### [Supplied information]
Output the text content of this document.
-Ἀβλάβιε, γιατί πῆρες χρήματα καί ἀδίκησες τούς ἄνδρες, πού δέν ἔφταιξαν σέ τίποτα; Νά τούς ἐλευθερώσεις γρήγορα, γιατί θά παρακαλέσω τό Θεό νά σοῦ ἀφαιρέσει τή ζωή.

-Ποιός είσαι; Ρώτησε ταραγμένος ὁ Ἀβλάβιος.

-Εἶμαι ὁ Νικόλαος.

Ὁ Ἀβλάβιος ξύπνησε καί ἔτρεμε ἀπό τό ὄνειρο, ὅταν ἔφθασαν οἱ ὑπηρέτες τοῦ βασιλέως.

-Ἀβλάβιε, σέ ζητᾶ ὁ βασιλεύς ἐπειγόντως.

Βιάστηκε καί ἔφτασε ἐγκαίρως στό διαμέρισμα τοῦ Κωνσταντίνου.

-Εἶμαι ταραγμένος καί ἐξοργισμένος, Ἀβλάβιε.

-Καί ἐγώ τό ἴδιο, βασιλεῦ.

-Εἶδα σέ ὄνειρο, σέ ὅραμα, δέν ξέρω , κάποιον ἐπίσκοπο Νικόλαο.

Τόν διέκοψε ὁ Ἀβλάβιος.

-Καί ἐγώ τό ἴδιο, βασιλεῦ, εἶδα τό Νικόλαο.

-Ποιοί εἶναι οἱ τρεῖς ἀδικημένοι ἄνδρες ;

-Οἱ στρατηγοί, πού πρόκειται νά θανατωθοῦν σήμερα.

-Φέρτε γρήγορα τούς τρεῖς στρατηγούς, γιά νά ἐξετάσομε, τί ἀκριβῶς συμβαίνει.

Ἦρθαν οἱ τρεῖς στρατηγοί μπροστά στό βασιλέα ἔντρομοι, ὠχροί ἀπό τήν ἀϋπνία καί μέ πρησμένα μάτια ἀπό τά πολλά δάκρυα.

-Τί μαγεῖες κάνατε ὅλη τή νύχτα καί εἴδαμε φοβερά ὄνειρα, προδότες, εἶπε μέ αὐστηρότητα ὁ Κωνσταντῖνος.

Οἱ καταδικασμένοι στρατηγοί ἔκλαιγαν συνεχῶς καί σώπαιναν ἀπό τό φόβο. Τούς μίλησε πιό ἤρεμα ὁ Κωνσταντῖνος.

### [Work to complete]
Go back to the listing above and please repeat it exactly.

### [Response below]
Output the text content of this document.
-Ἀβλάβιε, γιατί πῆρες χρήματα καί ἀδίκησες τούς ἄνδρες, πού δέν ἔφταιξαν σέ τίποτα; Νά τούς ἐλευθερώσεις γρήγορα, γιατί θά παρακαλέσω τό Θεό νά σοῦ ἀφαιρέσει τή ζωή.

-Ποιός είσαι; Ρώτησε ταραγμένος ὁ Ἀβλάβιος.

-Εἶμαι ὁ Νικόλαος.

Ὁ Ἀβλάβιος ξύπνησε καί ἔτρεμε ἀπό τό ὄνειρο, ὅταν ἔφθασαν οἱ ὑπηρέτες τοῦ βασιλέως.

-Ἀβλάβιε, σέ ζητᾶ ὁ βασιλεύς ἐπειγόντως.

Βιάστηκε καί ἔφτασε ἐγκαίρως στό διαμέρισμα τοῦ Κωνσταντίνου.

-Εἶμαι ταραγμένος καί ἐξοργισμένος, Ἀβλάβιε.

-Καί ἐγώ τό ἴδιο, βασιλεῦ.

-Εἶδα σέ ὄνειρο, σέ ὅραμα, δέν ξέρω , κάποιον ἐπίσκοπο Νικόλαο.

Τόν διέκοψε ὁ Ἀβλάβιος.

-Καί ἐγώ τό ἴδιο, βασιλεῦ, εἶδα τό Νικόλαο.

-Ποιοί εἶναι οἱ τρεῖς ἀδικημένοι ἄνδρες ;

-Οἱ στρατηγοί, πού πρόκειται νά θανατωθοῦν σήμερα.

-Φέρτε γρήγορα τούς τρεῖς στρατηγούς, γιά νά ἐξετάσομε, τί ἀκριβῶς συμβαίνει.

Ἦρθαν οἱ τρεῖς στρατηγοί μπροστά στό βασιλέα ἔντρομοι, ὠχροί ἀπό τήν ἀϋπνία καί μέ πρησμένα μάτια ἀπό τά πολλά δάκρυα.

-Τί μαγεῖες κάνατε ὅλη τή νύχτα καί εἴδαμε φοβερά ὄνειρα, προδότες, εἶπε μέ αὐστηρότητα ὁ Κωνσταντῖνος.

Οἱ καταδικασμένοι στρατηγοί ἔκλαιγαν συνεχῶς καί σώπαιναν ἀπό τό φόβο. Τούς μίλησε πιό ἤρεμα ὁ Κωνσταντῖνος.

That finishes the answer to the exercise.